Directions -
Gather all lines with the word "Shift" in them.

Task data -
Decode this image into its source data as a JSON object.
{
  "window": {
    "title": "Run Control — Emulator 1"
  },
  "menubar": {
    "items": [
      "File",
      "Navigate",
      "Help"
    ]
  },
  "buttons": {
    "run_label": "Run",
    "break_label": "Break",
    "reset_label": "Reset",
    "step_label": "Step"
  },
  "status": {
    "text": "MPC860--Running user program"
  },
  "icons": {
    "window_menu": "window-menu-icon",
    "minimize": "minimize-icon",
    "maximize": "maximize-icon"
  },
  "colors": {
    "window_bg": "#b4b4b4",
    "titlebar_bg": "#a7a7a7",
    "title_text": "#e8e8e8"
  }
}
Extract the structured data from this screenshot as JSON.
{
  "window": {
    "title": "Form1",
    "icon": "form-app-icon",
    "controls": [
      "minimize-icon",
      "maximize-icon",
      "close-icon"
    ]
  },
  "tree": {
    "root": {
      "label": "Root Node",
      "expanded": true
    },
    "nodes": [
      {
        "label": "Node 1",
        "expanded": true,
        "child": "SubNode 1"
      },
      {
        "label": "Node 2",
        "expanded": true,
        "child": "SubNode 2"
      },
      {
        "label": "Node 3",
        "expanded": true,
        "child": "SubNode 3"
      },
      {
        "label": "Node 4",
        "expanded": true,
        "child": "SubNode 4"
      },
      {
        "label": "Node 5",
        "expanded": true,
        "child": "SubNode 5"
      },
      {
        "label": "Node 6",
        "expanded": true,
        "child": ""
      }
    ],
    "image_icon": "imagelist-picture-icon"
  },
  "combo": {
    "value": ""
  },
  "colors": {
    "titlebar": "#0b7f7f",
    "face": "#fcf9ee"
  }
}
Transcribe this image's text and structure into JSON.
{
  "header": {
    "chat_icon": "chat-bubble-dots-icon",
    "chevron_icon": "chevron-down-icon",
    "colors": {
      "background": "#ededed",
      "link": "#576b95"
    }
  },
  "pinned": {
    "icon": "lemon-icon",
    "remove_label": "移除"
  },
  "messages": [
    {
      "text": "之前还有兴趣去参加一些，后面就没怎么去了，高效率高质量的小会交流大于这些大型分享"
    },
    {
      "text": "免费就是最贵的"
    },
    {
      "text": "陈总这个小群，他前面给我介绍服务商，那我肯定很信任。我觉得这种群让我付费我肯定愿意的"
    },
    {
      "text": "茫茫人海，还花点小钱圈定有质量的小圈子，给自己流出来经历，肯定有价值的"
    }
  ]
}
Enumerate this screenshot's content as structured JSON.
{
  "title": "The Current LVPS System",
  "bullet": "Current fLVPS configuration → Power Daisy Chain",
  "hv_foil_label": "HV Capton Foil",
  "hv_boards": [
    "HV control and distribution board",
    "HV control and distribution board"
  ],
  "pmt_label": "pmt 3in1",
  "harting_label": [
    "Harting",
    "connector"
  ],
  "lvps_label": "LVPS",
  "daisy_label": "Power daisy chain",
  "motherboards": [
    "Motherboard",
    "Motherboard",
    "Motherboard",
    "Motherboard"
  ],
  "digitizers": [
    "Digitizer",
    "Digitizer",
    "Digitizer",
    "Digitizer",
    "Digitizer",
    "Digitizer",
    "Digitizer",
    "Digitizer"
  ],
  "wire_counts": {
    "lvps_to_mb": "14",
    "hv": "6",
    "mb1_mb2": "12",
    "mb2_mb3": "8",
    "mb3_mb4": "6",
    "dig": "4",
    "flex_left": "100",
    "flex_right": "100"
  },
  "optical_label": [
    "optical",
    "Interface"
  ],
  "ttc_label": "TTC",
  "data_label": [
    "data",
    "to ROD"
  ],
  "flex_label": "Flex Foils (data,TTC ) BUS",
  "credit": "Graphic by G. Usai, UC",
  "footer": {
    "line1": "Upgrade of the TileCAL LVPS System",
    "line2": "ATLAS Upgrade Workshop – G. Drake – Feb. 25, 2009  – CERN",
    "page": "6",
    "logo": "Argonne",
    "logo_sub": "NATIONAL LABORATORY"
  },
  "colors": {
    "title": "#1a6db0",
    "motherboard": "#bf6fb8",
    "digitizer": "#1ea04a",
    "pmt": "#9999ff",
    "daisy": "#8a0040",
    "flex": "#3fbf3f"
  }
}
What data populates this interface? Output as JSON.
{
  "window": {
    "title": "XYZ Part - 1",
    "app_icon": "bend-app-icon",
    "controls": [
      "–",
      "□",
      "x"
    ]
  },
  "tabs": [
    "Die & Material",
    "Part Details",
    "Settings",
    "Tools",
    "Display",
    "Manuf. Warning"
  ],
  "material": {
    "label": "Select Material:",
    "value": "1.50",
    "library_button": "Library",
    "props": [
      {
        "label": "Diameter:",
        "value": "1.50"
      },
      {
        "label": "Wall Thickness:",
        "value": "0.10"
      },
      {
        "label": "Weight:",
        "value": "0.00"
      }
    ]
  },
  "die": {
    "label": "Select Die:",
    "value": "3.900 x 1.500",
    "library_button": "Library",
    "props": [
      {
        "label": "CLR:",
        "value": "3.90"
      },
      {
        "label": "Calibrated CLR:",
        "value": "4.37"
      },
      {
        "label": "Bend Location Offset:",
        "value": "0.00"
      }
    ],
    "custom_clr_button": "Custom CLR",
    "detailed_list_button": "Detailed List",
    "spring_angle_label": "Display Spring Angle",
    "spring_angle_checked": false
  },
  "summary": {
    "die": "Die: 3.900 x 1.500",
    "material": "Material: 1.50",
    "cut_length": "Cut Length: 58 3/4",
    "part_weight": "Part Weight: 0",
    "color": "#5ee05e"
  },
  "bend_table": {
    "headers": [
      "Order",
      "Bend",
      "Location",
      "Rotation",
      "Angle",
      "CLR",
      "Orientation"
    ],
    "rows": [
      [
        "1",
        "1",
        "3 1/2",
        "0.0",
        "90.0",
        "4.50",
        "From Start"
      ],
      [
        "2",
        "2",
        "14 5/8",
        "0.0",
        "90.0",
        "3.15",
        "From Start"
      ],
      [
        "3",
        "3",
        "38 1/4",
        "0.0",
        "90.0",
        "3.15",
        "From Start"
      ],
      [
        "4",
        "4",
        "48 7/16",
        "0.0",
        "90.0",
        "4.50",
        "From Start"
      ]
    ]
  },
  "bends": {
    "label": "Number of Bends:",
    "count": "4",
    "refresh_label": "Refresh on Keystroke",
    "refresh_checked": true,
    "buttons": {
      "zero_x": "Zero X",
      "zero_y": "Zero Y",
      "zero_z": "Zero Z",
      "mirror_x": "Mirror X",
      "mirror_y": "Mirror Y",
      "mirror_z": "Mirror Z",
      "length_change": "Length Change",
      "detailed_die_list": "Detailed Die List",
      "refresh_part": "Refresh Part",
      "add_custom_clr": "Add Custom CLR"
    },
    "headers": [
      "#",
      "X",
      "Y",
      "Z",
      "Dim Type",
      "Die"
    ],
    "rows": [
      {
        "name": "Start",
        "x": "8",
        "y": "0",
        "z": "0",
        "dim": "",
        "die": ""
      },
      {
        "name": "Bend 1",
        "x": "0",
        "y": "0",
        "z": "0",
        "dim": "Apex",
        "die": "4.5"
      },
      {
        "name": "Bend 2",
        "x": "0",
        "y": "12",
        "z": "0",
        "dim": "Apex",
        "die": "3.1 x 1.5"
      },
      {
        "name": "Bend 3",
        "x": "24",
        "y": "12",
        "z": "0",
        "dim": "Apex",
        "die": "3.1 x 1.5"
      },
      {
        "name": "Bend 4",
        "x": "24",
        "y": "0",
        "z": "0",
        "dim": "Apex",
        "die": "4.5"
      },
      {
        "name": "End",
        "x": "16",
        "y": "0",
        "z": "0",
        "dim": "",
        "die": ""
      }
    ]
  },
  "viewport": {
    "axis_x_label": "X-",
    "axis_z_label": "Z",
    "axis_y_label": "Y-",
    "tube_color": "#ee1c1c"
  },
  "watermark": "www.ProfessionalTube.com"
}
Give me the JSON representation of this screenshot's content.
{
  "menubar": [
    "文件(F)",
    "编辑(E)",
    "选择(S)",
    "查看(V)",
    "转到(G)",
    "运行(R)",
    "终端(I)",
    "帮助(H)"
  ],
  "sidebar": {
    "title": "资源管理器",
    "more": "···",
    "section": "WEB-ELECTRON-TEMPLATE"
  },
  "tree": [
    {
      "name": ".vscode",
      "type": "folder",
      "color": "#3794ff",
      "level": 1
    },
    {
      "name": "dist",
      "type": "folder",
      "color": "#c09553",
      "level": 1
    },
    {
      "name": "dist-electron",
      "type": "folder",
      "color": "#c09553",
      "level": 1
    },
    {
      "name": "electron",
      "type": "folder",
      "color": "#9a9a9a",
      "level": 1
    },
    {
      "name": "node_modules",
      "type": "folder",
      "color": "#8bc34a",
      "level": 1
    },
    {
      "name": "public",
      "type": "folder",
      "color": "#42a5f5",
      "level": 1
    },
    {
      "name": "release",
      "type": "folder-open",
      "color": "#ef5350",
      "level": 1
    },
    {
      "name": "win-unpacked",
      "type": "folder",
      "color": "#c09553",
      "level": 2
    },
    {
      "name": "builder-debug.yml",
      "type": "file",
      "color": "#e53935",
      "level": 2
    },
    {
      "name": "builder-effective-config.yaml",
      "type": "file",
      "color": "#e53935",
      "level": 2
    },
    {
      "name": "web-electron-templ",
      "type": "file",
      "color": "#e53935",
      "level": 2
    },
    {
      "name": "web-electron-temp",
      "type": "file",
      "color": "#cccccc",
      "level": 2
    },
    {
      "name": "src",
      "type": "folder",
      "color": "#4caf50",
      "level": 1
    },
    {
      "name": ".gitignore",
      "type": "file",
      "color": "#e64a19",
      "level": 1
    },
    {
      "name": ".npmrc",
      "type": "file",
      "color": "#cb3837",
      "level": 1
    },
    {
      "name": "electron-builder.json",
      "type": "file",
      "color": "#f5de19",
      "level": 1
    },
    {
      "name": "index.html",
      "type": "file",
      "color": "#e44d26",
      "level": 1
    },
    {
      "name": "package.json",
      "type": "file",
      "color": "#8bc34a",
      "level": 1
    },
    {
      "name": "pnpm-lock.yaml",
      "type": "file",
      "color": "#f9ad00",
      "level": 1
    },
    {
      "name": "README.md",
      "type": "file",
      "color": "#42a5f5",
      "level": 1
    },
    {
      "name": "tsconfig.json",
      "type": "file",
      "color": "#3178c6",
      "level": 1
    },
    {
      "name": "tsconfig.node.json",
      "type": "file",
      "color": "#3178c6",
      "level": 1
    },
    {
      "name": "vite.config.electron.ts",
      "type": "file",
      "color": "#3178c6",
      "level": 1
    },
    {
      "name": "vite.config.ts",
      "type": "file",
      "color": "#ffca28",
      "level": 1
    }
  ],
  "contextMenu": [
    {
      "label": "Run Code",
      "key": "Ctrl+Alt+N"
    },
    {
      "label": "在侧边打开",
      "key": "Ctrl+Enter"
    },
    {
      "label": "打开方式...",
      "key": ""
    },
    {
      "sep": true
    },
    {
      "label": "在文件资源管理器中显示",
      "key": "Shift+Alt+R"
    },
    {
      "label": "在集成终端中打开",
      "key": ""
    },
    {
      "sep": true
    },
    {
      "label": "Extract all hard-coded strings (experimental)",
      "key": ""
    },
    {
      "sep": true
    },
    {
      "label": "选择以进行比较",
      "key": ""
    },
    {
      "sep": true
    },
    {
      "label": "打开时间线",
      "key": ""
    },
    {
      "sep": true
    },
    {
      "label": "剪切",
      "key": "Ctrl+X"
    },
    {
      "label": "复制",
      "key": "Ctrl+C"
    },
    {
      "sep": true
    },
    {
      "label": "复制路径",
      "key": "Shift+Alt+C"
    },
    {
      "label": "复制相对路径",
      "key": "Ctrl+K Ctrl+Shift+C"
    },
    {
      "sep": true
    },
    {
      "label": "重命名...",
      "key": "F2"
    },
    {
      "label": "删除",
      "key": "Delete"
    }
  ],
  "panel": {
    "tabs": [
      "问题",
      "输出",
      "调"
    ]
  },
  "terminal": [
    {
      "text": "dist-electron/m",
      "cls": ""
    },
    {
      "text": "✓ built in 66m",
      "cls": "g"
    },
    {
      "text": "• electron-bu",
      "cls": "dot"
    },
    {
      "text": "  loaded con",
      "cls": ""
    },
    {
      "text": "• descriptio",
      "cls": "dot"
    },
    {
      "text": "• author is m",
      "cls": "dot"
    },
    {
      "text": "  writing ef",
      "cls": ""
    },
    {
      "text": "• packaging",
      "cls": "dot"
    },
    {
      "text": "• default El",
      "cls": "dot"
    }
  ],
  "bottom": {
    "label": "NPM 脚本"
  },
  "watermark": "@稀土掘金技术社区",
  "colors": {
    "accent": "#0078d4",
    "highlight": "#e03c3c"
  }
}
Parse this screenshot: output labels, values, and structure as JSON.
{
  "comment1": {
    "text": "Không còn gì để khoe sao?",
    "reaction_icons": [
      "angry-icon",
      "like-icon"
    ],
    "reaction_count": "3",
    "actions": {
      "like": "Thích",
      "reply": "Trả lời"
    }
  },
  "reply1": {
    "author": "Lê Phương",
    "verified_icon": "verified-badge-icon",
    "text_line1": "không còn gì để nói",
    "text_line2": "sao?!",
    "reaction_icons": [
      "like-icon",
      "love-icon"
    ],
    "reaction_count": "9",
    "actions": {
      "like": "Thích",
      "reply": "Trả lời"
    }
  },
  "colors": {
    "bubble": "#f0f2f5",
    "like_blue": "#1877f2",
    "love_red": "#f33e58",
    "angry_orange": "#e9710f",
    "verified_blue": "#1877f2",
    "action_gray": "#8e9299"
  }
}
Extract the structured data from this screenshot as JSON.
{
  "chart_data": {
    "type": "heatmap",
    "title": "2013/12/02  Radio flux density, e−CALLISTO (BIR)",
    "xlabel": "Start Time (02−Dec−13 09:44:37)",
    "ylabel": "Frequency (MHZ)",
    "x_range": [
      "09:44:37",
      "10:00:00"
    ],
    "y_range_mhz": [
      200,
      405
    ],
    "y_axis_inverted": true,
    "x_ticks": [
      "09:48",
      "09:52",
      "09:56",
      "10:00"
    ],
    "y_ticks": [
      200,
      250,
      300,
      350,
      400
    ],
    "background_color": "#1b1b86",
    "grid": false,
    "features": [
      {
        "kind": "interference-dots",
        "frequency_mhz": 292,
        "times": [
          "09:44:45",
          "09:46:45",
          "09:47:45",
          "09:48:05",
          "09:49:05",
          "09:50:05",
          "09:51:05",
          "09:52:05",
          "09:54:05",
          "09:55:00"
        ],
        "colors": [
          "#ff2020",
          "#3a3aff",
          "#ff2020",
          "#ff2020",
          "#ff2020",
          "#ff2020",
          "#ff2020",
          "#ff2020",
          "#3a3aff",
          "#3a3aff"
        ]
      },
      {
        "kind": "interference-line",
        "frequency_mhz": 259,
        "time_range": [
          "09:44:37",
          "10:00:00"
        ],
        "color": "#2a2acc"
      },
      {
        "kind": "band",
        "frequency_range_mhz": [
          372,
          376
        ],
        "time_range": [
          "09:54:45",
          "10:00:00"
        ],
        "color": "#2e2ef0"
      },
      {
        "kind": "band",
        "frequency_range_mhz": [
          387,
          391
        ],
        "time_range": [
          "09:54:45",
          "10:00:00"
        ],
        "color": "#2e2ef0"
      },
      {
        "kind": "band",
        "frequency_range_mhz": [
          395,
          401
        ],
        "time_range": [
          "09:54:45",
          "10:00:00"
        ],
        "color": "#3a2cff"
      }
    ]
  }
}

Worked solution -
      "key": "Shift+Alt+R"
      "key": "Shift+Alt+C"
      "key": "Ctrl+K Ctrl+Shift+C"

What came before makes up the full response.